Give the count of lines holding the string "criterion" and nothing else.

» AVAILABLE DATA

---+---

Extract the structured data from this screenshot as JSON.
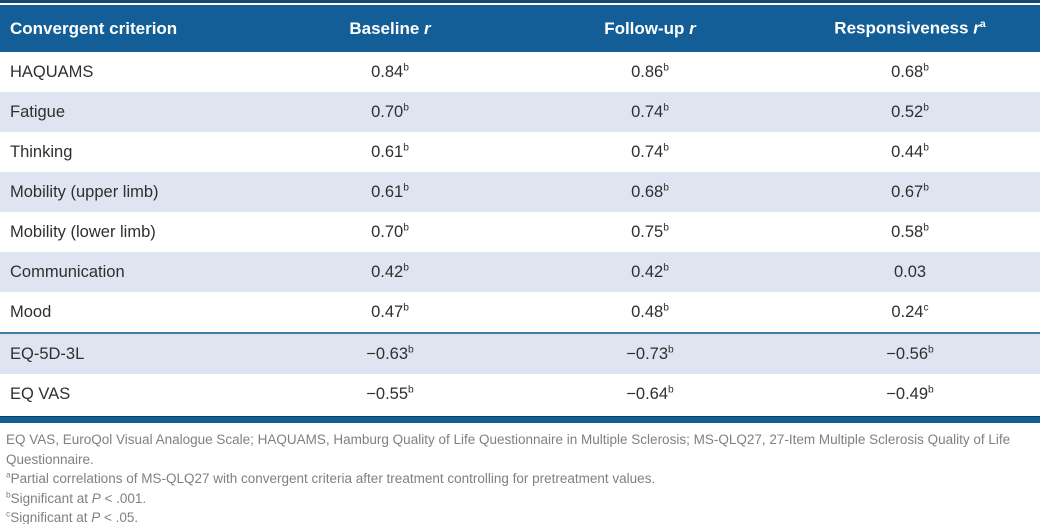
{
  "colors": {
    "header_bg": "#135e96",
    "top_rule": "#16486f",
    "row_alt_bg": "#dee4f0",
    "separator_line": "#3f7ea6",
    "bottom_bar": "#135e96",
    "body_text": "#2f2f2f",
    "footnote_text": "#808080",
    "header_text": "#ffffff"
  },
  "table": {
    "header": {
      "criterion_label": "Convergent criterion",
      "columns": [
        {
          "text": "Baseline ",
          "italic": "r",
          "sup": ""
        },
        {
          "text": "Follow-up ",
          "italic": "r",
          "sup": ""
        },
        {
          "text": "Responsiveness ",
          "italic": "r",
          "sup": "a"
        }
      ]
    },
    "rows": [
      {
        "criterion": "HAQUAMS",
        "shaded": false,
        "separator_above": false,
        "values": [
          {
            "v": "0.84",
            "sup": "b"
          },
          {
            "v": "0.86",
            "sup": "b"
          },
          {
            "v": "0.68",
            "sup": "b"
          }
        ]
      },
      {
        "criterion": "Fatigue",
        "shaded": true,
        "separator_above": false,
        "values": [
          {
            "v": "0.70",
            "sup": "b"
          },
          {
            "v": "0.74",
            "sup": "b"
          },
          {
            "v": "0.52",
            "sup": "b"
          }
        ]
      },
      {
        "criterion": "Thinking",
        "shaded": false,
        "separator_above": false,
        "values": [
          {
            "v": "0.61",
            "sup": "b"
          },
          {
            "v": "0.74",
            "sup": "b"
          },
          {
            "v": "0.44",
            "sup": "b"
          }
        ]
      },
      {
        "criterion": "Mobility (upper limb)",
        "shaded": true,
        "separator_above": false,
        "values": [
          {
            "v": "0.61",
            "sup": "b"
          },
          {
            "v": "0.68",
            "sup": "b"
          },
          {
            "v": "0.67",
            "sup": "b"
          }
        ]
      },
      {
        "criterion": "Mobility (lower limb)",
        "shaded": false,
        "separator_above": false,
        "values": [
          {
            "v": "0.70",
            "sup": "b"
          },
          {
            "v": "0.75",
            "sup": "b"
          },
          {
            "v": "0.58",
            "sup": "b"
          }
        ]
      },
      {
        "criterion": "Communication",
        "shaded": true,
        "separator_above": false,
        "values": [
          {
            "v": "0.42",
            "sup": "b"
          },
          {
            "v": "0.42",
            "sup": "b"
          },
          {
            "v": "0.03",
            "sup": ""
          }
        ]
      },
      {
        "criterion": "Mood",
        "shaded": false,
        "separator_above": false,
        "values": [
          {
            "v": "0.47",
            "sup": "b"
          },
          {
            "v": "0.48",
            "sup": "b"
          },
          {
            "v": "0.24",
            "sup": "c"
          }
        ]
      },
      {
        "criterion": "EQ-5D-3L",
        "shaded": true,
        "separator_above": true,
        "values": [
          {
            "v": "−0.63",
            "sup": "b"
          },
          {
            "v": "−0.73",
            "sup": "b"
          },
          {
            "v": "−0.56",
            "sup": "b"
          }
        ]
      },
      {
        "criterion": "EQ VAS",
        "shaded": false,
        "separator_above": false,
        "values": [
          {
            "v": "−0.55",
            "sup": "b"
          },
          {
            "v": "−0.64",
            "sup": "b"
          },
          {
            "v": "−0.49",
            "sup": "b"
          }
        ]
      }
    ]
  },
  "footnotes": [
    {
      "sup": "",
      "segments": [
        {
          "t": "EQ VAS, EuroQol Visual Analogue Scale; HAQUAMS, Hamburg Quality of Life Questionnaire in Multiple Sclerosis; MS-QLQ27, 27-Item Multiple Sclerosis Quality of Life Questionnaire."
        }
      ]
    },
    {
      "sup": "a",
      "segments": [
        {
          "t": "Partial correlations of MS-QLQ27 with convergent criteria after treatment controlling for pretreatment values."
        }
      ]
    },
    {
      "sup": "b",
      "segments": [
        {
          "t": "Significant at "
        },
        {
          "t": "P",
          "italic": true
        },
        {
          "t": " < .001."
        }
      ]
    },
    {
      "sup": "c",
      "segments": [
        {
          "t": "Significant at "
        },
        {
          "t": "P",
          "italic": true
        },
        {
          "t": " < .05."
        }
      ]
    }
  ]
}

---+---

» PROBLEM SOLUTION
10